### Problem statement
Check each line of the records for "Χοῖρος"; collect those that have it.

BEGIN Material for this exercise

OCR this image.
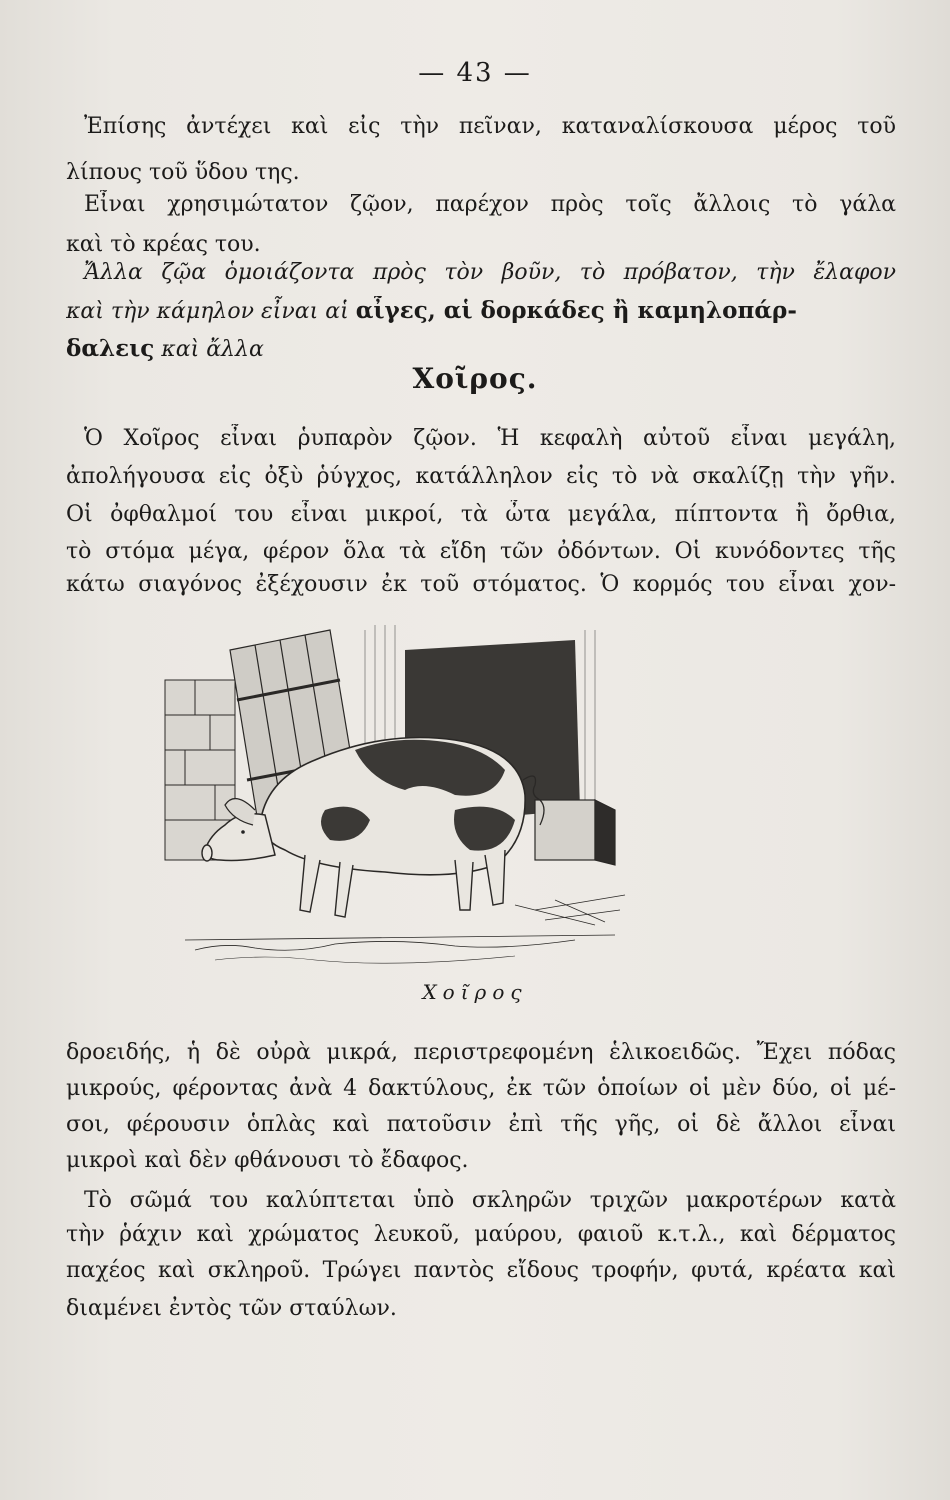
— 43 —
Ἐπίσης ἀντέχει καὶ εἰς τὴν πεῖναν, καταναλίσκουσα μέρος τοῦ
λίπους τοῦ ὕδου της.
Εἶναι χρησιμώτατον ζῷον, παρέχον πρὸς τοῖς ἄλλοις τὸ γάλα
καὶ τὸ κρέας του.
Ἄλλα ζῷα ὁμοιάζοντα πρὸς τὸν βοῦν, τὸ πρόβατον, τὴν ἔλαφον
καὶ τὴν κάμηλον εἶναι αἱ αἶγες, αἱ δορκάδες ἢ καμηλοπάρ-
δαλεις καὶ ἄλλα
Χοῖρος.
Ὁ Χοῖρος εἶναι ῥυπαρὸν ζῷον. Ἡ κεφαλὴ αὐτοῦ εἶναι μεγάλη,
ἀπολήγουσα εἰς ὀξὺ ῥύγχος, κατάλληλον εἰς τὸ νὰ σκαλίζῃ τὴν γῆν.
Οἱ ὀφθαλμοί του εἶναι μικροί, τὰ ὦτα μεγάλα, πίπτοντα ἢ ὄρθια,
τὸ στόμα μέγα, φέρον ὅλα τὰ εἴδη τῶν ὀδόντων. Οἱ κυνόδοντες τῆς
κάτω σιαγόνος ἐξέχουσιν ἐκ τοῦ στόματος. Ὁ κορμός του εἶναι χον-
Χοῖρος
δροειδής, ἡ δὲ οὐρὰ μικρά, περιστρεφομένη ἑλικοειδῶς. Ἔχει πόδας
μικρούς, φέροντας ἀνὰ 4 δακτύλους, ἐκ τῶν ὁποίων οἱ μὲν δύο, οἱ μέ-
σοι, φέρουσιν ὁπλὰς καὶ πατοῦσιν ἐπὶ τῆς γῆς, οἱ δὲ ἄλλοι εἶναι
μικροὶ καὶ δὲν φθάνουσι τὸ ἔδαφος.
Τὸ σῶμά του καλύπτεται ὑπὸ σκληρῶν τριχῶν μακροτέρων κατὰ
τὴν ῥάχιν καὶ χρώματος λευκοῦ, μαύρου, φαιοῦ κ.τ.λ., καὶ δέρματος
παχέος καὶ σκληροῦ. Τρώγει παντὸς εἴδους τροφήν, φυτά, κρέατα καὶ
διαμένει ἐντὸς τῶν σταύλων.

END Material for this exercise

### Solution to this problem
Χοῖρος.
Ὁ Χοῖρος εἶναι ῥυπαρὸν ζῷον. Ἡ κεφαλὴ αὐτοῦ εἶναι μεγάλη,
Χοῖρος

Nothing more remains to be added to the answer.